Where a line below holds the string "only", copy that line.

——————————

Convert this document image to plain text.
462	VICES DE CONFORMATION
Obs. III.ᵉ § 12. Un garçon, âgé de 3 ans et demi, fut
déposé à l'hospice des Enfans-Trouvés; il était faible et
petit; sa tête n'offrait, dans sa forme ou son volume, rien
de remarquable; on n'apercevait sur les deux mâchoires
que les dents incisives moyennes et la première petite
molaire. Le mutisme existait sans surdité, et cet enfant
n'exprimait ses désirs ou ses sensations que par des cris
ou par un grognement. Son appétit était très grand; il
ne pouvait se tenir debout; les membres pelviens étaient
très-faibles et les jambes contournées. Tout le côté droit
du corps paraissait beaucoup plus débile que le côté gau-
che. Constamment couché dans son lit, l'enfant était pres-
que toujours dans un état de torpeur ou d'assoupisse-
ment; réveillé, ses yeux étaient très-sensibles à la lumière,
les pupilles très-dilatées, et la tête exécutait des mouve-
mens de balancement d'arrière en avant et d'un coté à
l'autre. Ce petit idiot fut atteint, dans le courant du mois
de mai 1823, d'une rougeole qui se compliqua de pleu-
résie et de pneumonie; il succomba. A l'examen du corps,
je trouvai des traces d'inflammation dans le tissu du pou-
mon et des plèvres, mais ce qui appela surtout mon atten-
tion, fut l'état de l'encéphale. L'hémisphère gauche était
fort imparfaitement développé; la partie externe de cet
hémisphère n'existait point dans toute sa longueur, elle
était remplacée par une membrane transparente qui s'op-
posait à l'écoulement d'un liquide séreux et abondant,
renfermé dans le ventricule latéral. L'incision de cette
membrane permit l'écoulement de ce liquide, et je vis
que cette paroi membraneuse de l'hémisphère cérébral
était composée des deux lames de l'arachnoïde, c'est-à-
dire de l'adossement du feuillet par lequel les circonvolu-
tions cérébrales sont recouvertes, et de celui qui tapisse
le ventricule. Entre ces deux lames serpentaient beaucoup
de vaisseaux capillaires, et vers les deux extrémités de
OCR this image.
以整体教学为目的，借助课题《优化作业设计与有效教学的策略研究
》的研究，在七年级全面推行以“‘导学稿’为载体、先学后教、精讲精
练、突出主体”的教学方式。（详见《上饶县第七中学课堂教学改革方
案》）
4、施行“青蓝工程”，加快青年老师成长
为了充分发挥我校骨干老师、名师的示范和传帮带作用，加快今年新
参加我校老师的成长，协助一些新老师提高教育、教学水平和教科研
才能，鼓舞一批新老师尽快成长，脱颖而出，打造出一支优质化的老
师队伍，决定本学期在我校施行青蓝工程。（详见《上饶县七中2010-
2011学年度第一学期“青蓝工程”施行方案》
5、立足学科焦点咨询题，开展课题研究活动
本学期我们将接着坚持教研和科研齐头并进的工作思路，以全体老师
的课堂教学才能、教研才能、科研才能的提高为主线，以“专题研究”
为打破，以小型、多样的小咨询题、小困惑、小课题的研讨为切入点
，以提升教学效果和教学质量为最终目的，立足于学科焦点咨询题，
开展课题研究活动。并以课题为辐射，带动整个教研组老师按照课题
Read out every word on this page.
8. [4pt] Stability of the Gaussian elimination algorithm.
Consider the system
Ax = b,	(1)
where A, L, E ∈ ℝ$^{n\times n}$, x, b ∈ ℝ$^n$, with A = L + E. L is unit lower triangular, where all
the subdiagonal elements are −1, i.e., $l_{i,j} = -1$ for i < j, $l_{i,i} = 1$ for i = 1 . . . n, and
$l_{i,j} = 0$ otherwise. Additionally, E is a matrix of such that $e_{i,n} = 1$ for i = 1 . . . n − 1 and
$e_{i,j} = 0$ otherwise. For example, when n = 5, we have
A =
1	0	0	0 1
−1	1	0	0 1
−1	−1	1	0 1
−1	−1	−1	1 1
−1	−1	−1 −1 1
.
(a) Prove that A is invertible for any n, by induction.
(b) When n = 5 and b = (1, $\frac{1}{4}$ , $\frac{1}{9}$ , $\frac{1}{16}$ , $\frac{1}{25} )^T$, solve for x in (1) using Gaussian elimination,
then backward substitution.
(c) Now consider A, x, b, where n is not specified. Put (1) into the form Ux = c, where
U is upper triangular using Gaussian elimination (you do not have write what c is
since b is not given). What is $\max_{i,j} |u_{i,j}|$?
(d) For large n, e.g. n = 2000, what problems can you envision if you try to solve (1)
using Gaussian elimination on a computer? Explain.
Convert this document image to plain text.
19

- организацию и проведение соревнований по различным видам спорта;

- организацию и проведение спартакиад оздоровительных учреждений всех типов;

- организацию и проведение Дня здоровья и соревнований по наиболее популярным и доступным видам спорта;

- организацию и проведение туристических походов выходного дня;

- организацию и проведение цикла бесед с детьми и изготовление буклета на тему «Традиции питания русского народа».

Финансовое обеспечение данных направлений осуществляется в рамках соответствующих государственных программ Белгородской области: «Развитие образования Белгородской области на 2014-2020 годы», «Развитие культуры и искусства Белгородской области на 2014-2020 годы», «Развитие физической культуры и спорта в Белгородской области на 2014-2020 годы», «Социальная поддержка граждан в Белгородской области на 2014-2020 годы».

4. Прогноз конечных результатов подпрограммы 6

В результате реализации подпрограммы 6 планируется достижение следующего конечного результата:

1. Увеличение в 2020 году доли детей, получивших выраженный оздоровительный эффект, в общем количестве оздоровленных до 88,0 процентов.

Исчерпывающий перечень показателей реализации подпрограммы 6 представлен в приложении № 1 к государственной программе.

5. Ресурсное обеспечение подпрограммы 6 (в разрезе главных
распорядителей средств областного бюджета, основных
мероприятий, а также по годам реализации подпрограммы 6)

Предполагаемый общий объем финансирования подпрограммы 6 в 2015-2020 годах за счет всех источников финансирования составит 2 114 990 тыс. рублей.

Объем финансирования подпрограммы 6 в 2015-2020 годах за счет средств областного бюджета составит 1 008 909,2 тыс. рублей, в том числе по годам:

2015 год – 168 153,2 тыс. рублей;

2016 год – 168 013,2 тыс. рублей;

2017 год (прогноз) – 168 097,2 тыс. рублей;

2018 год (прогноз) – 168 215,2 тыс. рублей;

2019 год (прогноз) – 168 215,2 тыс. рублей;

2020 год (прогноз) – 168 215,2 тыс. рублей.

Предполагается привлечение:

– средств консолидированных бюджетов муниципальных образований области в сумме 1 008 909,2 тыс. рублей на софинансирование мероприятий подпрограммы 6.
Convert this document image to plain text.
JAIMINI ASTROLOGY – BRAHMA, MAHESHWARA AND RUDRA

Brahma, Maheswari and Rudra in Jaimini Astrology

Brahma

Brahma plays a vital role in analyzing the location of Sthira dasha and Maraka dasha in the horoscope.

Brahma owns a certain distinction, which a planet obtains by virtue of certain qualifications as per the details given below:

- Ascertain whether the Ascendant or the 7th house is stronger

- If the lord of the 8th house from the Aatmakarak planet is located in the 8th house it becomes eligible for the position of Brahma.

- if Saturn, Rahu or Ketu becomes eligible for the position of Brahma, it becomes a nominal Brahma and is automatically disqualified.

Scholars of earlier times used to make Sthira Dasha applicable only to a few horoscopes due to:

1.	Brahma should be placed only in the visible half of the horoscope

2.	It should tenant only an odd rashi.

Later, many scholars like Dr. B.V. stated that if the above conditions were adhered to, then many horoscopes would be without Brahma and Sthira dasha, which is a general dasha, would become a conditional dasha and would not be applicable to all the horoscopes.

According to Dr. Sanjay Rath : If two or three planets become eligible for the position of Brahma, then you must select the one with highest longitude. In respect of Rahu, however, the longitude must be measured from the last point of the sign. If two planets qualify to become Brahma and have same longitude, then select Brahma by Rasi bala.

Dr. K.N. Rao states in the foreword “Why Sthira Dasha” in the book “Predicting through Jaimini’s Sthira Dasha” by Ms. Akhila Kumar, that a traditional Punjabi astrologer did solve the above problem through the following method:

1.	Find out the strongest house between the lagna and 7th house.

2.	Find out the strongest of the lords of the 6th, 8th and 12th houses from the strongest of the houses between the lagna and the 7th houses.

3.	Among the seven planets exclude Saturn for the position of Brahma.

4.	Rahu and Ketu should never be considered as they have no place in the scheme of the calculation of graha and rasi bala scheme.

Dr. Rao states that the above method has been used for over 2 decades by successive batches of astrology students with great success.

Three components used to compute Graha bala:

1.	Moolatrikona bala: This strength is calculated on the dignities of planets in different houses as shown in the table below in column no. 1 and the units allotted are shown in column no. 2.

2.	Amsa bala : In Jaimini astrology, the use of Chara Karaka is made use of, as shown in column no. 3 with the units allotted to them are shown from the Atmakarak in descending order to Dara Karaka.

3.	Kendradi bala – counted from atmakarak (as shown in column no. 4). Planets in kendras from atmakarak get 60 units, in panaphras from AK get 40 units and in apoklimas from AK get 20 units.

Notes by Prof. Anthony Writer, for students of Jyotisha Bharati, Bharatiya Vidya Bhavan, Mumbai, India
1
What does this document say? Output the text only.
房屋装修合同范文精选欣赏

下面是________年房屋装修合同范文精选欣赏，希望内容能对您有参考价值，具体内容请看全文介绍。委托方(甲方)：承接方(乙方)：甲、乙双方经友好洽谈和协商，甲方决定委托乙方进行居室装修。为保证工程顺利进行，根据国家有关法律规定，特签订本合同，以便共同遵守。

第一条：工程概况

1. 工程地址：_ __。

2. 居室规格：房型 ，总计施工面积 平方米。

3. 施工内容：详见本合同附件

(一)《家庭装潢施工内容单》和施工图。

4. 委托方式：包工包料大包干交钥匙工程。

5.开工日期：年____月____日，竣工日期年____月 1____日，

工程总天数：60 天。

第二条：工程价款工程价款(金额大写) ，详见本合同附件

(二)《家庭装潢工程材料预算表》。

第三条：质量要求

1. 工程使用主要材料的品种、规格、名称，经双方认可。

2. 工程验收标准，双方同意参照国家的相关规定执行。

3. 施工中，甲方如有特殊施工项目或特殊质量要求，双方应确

——————————

• SOLUTION TO THIS TASK
Scholars of earlier times used to make Sthira Dasha applicable only to a few horoscopes due to:
1.	Brahma should be placed only in the visible half of the horoscope
2.	It should tenant only an odd rashi.
What does this document say? Output the text only.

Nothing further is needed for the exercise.